What you should do:
From the review text below, copy the first sentence of each numbered point.
** Opening Document text block **
This paper focuses on the diversity metric of generated texts and empirically investigates several existing diversity scores. The authors find that compression algorithms capture information similar to what is measured by slow-to-compute n-gram overlap homogeneity scores. Extensive experiments are conducted on instruction-tuning datasets and human-produced texts to provide some insights into the evaluation of diversity.

优点

  1. The proposed diversity metric based on compression ratio of gZip is interesting and worth further exploring.

缺点

  1. This paper seems like an empirical try rather than standardization. First, the intuition of using compression ratios is vague. The authors directly adopt compression ratios for evaluating diversity of generated texts without delving into the principle of gZip compression, which makes this method less supportive. Then, the authors compare different diversity scores and show some relationships (such as correlations) among them. But in my view, the authors fail to provide a standard way to measure diversity of texts in terms of the advantages and disadvantages of different metrics.

  2. This paper mentions the length of generated texts for many times to highlight its important role in the evaluation of diversity. However, this paper lacks discussion on the related works which focus on alleviating the length bias when measuring diversity, such as [1]. The authors should definitely incorporate this line of works into their paper.

  3. The experimental part should be further improved. The current experimental results neither demonstrate the effectiveness of the metric based on compression ratios compared with other diversity metrics, nor show the complementation of all these diversity metrics. Since the position of this paper is “Standardizing the Measurement of Text Diversity”, the authors should at least standardize an experimental setting to compare the performance of different diversity metrics fairly.

[1] Rethinking and Refining the Distinct Metric. ACL 2022.

问题

My questions have been included in the weaknesses part.

撤稿通知

Revise and resubmit
** Closing Document text block **
** Opening Excerpted data block **
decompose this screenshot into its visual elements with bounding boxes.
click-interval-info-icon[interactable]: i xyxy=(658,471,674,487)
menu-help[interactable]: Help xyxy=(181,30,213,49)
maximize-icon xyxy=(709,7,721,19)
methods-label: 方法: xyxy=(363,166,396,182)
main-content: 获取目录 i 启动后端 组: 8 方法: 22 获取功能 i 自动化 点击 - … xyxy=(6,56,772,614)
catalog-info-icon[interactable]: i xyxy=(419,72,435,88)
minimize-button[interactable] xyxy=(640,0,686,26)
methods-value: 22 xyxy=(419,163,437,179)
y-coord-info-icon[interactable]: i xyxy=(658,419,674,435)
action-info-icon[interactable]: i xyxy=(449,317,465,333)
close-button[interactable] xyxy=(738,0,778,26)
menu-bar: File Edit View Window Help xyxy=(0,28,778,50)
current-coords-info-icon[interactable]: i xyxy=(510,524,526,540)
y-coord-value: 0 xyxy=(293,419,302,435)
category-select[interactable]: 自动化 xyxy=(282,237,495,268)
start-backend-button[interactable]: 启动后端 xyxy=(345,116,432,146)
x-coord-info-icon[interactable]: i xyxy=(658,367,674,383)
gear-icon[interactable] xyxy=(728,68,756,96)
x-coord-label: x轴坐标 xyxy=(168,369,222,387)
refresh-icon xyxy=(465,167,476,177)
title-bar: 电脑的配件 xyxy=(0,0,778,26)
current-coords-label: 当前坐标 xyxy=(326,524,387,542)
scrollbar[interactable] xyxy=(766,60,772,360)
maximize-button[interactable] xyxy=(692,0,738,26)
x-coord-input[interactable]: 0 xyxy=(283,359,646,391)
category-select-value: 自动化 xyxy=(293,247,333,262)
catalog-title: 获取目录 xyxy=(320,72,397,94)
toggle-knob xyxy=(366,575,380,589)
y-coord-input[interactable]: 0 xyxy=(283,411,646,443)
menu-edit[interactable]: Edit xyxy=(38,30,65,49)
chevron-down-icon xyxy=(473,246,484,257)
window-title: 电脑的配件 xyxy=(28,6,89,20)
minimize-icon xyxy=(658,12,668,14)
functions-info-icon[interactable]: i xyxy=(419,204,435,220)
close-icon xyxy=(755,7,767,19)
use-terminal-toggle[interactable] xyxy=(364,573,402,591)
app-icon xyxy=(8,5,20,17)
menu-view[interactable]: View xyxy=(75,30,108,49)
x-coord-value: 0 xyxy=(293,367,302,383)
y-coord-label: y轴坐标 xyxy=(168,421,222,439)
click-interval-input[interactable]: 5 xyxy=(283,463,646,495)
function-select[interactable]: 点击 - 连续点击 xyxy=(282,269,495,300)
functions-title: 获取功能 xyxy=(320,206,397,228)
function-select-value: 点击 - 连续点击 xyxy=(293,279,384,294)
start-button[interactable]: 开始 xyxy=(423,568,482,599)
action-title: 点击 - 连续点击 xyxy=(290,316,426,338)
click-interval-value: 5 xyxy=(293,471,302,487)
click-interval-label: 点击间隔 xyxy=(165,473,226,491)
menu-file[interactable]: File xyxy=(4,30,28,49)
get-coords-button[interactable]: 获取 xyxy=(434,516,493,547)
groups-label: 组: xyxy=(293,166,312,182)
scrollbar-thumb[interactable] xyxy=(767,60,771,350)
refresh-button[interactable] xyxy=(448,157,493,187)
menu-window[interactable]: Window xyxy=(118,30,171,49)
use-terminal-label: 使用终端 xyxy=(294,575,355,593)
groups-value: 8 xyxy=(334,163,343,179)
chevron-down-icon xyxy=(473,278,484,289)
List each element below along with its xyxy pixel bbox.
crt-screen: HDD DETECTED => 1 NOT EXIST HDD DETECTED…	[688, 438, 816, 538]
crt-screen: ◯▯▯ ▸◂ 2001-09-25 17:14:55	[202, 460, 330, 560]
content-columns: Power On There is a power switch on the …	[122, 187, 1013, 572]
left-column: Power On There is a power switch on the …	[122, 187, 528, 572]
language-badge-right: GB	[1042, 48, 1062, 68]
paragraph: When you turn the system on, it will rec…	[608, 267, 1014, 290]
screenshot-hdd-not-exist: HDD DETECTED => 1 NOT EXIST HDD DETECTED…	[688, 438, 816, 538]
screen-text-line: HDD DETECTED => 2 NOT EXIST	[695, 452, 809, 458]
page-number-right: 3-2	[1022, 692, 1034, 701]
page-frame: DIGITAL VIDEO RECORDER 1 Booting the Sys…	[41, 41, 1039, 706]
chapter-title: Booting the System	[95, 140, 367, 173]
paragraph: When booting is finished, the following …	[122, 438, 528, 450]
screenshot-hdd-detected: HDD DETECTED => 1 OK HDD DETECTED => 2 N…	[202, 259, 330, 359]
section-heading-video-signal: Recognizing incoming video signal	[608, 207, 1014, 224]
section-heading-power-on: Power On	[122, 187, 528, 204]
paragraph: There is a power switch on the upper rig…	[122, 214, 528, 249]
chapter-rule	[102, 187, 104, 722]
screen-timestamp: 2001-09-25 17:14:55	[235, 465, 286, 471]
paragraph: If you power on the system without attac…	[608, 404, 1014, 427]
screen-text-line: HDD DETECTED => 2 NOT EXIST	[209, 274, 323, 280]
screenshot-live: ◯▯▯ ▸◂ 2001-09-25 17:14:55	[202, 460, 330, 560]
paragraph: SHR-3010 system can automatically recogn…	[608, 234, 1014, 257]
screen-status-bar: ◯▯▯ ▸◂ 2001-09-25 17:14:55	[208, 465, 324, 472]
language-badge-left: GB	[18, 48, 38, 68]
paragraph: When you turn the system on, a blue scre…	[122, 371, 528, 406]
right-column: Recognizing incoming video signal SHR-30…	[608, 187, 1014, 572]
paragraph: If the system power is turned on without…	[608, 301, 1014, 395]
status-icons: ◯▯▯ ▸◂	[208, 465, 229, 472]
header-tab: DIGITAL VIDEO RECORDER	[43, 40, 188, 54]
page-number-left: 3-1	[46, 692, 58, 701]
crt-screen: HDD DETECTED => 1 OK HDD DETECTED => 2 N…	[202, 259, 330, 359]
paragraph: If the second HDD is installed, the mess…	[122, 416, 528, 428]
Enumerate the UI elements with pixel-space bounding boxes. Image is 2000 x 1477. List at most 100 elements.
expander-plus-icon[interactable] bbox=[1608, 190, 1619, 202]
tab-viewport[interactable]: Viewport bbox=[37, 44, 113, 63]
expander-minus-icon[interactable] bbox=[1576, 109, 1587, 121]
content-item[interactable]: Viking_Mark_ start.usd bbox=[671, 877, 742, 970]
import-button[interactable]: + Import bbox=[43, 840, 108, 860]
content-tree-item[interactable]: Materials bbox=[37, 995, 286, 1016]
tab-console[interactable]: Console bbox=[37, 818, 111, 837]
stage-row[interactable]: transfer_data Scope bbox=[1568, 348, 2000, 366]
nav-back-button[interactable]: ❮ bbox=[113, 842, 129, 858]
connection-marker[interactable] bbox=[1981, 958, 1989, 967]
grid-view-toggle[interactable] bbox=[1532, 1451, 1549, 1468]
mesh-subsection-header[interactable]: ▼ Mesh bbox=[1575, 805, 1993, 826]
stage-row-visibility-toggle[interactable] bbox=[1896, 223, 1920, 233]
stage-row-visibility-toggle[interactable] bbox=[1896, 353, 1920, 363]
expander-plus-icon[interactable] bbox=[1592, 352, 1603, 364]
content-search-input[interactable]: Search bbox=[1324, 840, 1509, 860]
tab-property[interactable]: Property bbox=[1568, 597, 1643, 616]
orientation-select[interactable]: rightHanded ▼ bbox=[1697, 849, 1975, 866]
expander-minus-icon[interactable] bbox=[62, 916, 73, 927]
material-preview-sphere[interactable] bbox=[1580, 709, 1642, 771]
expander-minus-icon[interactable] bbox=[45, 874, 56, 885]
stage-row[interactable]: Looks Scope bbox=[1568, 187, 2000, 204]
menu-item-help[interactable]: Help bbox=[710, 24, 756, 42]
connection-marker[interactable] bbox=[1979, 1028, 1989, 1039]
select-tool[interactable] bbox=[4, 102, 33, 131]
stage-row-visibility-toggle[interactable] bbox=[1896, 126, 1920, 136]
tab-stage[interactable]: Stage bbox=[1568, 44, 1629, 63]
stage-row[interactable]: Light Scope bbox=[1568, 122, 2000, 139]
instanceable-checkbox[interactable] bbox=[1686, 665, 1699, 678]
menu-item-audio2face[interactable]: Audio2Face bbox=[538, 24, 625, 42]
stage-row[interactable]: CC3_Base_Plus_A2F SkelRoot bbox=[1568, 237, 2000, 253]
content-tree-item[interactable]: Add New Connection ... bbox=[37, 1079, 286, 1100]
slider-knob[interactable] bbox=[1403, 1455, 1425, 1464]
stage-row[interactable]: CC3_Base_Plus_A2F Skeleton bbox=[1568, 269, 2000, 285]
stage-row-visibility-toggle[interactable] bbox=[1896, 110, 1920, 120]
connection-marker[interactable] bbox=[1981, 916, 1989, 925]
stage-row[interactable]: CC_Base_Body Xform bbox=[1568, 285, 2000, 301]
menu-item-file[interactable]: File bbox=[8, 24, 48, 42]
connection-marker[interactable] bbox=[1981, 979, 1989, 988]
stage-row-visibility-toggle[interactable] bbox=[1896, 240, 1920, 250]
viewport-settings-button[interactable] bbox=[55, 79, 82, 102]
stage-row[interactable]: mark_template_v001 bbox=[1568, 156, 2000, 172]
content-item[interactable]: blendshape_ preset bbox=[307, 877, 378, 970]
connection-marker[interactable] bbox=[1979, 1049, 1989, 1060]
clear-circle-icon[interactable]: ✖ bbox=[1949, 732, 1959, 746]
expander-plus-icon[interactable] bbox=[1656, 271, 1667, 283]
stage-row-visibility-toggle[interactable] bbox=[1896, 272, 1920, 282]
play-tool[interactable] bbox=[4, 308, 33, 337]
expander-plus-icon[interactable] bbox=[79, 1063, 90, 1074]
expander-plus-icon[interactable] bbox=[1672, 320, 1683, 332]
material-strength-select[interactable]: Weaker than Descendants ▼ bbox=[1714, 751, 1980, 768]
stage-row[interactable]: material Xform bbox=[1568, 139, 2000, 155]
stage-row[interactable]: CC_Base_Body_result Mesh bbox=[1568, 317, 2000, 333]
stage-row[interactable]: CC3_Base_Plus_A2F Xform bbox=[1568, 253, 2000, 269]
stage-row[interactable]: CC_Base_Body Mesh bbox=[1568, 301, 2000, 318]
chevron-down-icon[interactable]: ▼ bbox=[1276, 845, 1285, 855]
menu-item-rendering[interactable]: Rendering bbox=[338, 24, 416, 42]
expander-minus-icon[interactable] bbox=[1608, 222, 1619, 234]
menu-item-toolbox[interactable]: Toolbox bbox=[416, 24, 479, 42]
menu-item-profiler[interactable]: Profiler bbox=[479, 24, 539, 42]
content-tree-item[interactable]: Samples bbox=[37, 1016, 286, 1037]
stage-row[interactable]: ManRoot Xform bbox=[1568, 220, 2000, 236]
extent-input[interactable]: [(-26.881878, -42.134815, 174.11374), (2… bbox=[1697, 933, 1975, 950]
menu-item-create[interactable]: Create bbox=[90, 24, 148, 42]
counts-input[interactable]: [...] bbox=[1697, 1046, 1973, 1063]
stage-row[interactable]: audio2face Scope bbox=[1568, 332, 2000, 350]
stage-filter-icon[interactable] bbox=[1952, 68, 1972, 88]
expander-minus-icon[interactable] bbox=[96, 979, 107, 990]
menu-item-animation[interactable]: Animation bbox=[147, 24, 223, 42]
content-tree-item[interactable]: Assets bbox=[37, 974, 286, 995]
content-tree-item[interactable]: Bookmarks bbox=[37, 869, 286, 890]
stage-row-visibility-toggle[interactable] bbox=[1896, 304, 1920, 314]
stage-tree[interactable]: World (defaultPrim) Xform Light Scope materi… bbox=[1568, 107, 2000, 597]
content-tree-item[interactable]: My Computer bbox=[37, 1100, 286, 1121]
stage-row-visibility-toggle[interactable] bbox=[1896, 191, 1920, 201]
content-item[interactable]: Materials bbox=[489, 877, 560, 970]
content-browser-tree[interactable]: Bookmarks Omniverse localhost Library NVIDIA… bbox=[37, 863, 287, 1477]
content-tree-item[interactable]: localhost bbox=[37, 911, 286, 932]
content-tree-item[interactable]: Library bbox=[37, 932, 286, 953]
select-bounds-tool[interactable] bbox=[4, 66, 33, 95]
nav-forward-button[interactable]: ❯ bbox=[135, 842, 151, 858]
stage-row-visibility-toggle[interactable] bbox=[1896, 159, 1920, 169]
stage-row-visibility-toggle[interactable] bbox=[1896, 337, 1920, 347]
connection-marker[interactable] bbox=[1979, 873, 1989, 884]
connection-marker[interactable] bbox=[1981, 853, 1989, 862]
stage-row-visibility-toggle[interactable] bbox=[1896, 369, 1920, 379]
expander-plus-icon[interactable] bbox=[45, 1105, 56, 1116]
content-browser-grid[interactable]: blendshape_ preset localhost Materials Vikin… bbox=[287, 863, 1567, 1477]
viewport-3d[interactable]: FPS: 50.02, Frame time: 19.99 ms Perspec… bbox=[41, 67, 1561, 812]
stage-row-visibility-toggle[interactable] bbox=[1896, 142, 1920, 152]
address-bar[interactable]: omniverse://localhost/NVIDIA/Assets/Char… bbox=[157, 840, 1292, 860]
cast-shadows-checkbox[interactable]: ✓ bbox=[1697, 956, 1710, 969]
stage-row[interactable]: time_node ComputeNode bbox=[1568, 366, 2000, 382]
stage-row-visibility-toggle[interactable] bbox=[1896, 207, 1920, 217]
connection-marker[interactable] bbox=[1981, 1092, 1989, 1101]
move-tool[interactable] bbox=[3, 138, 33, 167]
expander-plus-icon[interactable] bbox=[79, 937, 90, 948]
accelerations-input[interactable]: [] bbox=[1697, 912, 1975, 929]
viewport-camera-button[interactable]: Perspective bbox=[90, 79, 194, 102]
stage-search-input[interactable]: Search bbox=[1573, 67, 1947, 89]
** Closing Excerpted data block **
Response below:
1. The proposed diversity metric based on compression ratio of gZip is interesting and worth further exploring.
2. This paper seems like an empirical try rather than standardization.
3. This paper mentions the length of generated texts for many times to highlight its important role in the evaluation of diversity.
4. The experimental part should be further improved.